* [Problem details]: Output the listing below line for line, with no changes.

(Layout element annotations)
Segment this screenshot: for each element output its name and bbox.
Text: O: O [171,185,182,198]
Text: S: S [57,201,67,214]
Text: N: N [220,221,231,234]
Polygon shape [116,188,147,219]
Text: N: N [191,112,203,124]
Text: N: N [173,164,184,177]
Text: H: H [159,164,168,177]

* [Full answer]:
Segment this screenshot: for each element output its name and bbox.
Text: O: O [171,185,182,198]
Text: S: S [57,201,67,214]
Text: N: N [220,221,231,234]
Polygon shape [116,188,147,219]
Text: N: N [191,112,203,124]
Text: N: N [173,164,184,177]
Text: H: H [159,164,168,177]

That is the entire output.